PROVIDED RECORDS →
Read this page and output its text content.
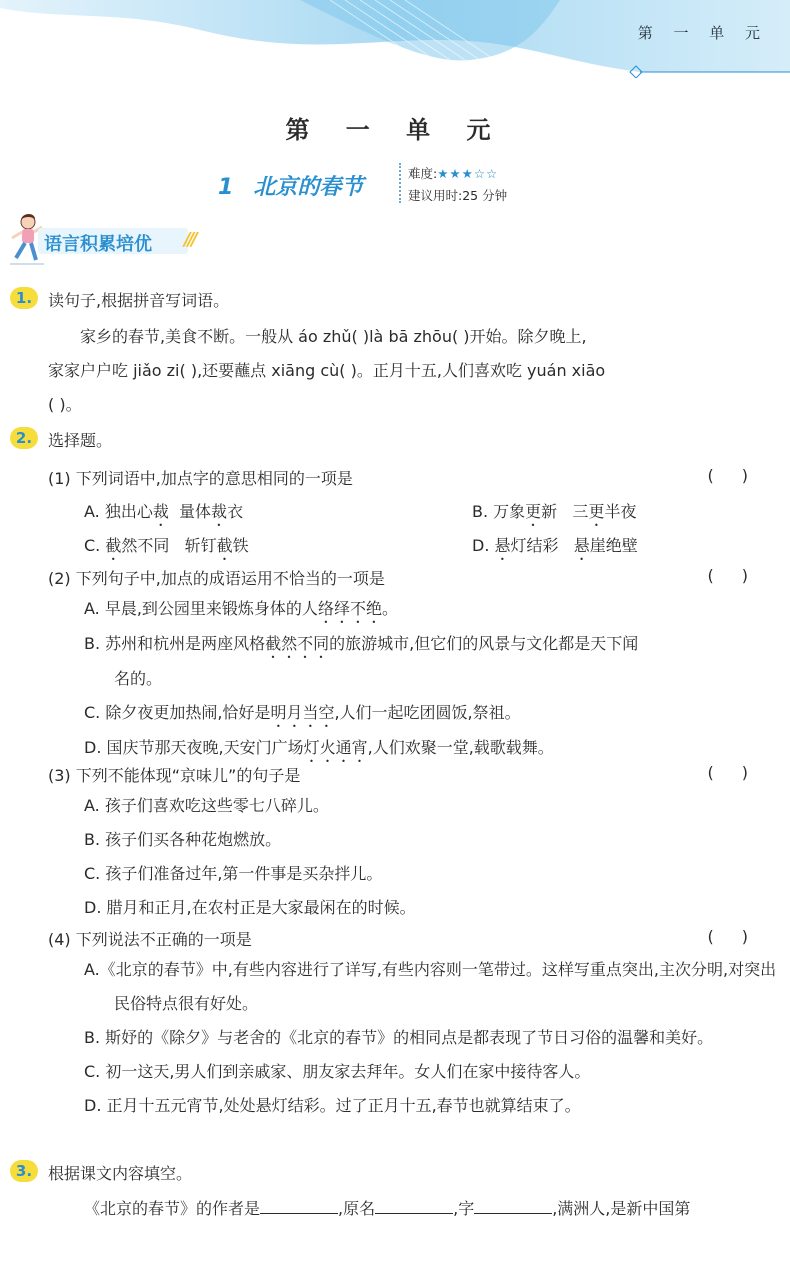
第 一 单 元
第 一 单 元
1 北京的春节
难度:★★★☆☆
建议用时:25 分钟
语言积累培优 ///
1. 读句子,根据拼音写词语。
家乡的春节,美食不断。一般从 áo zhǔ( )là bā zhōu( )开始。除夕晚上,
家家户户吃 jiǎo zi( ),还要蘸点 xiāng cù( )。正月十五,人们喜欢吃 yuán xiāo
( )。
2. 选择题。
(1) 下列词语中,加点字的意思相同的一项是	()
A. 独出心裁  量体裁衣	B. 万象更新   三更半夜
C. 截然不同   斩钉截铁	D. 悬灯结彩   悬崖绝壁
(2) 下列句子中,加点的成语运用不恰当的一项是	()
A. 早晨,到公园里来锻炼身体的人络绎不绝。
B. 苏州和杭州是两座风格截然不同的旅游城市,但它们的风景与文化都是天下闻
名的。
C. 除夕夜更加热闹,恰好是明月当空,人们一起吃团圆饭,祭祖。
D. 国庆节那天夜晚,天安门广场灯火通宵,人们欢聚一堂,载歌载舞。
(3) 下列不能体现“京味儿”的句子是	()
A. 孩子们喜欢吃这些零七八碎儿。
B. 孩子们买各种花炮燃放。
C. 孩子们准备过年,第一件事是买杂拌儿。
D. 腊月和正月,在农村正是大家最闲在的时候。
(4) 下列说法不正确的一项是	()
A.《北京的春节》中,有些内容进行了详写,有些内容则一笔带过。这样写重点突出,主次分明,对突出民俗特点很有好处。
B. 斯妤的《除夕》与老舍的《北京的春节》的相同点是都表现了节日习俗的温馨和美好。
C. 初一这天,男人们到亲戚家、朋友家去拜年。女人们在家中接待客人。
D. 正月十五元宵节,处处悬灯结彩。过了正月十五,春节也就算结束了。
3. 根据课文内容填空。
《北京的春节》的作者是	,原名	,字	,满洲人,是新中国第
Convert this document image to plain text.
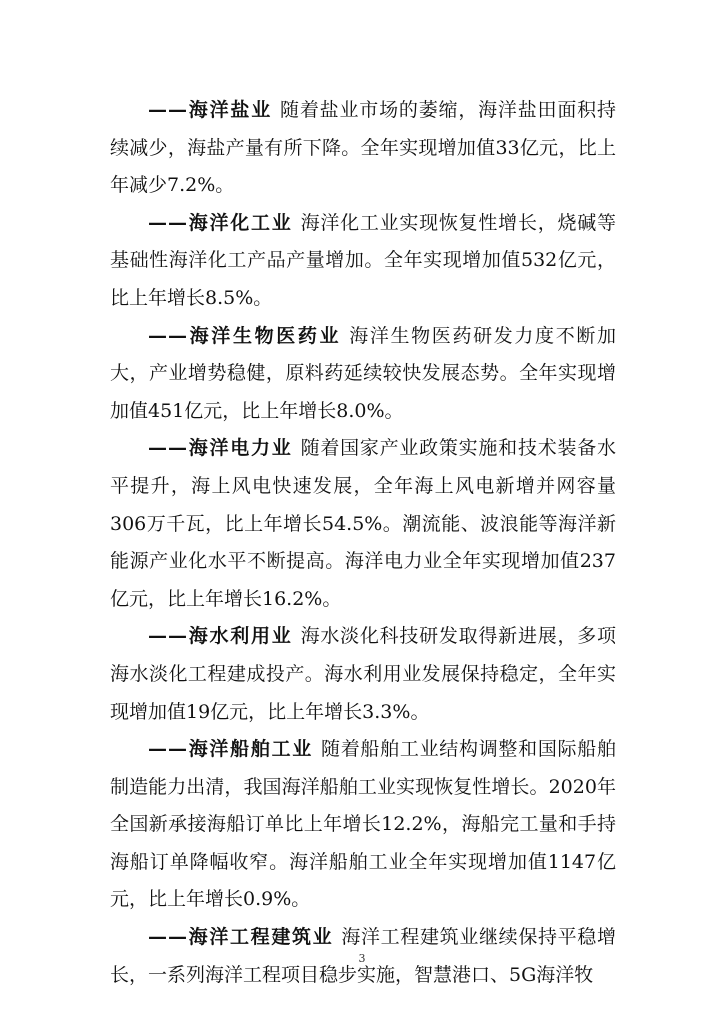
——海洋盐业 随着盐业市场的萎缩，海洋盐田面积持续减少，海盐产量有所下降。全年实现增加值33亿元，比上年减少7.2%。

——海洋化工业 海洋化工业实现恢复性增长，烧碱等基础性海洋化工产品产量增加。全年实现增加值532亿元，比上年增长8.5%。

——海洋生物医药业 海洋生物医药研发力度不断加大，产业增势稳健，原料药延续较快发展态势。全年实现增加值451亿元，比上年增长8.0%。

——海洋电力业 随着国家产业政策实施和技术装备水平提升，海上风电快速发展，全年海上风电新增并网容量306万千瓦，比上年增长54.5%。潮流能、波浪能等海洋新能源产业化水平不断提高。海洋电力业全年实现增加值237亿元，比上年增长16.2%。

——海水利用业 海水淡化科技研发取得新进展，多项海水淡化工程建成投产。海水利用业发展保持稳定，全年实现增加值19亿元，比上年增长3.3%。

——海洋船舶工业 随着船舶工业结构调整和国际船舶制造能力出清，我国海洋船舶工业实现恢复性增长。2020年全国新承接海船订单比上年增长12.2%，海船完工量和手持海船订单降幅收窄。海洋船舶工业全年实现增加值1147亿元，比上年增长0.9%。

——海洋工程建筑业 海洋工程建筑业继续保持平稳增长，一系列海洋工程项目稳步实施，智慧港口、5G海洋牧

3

TASK BRIEF →
Without including the pictures, reproduce all entries exactly.

EXPECTED ANSWER →
Read this page and output its text content.
第 一 单 元
第 一 单 元
1 北京的春节
难度:★★★☆☆
建议用时:25 分钟
语言积累培优 ///
1. 读句子,根据拼音写词语。
家乡的春节,美食不断。一般从 áo zhǔ( )là bā zhōu( )开始。除夕晚上,
家家户户吃 jiǎo zi( ),还要蘸点 xiāng cù( )。正月十五,人们喜欢吃 yuán xiāo
( )。
2. 选择题。
(1) 下列词语中,加点字的意思相同的一项是	()
A. 独出心裁  量体裁衣	B. 万象更新   三更半夜
C. 截然不同   斩钉截铁	D. 悬灯结彩   悬崖绝壁
(2) 下列句子中,加点的成语运用不恰当的一项是	()
A. 早晨,到公园里来锻炼身体的人络绎不绝。
B. 苏州和杭州是两座风格截然不同的旅游城市,但它们的风景与文化都是天下闻
名的。
C. 除夕夜更加热闹,恰好是明月当空,人们一起吃团圆饭,祭祖。
D. 国庆节那天夜晚,天安门广场灯火通宵,人们欢聚一堂,载歌载舞。
(3) 下列不能体现“京味儿”的句子是	()
A. 孩子们喜欢吃这些零七八碎儿。
B. 孩子们买各种花炮燃放。
C. 孩子们准备过年,第一件事是买杂拌儿。
D. 腊月和正月,在农村正是大家最闲在的时候。
(4) 下列说法不正确的一项是	()
A.《北京的春节》中,有些内容进行了详写,有些内容则一笔带过。这样写重点突出,主次分明,对突出民俗特点很有好处。
B. 斯妤的《除夕》与老舍的《北京的春节》的相同点是都表现了节日习俗的温馨和美好。
C. 初一这天,男人们到亲戚家、朋友家去拜年。女人们在家中接待客人。
D. 正月十五元宵节,处处悬灯结彩。过了正月十五,春节也就算结束了。
3. 根据课文内容填空。
《北京的春节》的作者是	,原名	,字	,满洲人,是新中国第
Convert this document image to plain text.
——海洋盐业 随着盐业市场的萎缩，海洋盐田面积持续减少，海盐产量有所下降。全年实现增加值33亿元，比上年减少7.2%。

——海洋化工业 海洋化工业实现恢复性增长，烧碱等基础性海洋化工产品产量增加。全年实现增加值532亿元，比上年增长8.5%。

——海洋生物医药业 海洋生物医药研发力度不断加大，产业增势稳健，原料药延续较快发展态势。全年实现增加值451亿元，比上年增长8.0%。

——海洋电力业 随着国家产业政策实施和技术装备水平提升，海上风电快速发展，全年海上风电新增并网容量306万千瓦，比上年增长54.5%。潮流能、波浪能等海洋新能源产业化水平不断提高。海洋电力业全年实现增加值237亿元，比上年增长16.2%。

——海水利用业 海水淡化科技研发取得新进展，多项海水淡化工程建成投产。海水利用业发展保持稳定，全年实现增加值19亿元，比上年增长3.3%。

——海洋船舶工业 随着船舶工业结构调整和国际船舶制造能力出清，我国海洋船舶工业实现恢复性增长。2020年全国新承接海船订单比上年增长12.2%，海船完工量和手持海船订单降幅收窄。海洋船舶工业全年实现增加值1147亿元，比上年增长0.9%。

——海洋工程建筑业 海洋工程建筑业继续保持平稳增长，一系列海洋工程项目稳步实施，智慧港口、5G海洋牧

3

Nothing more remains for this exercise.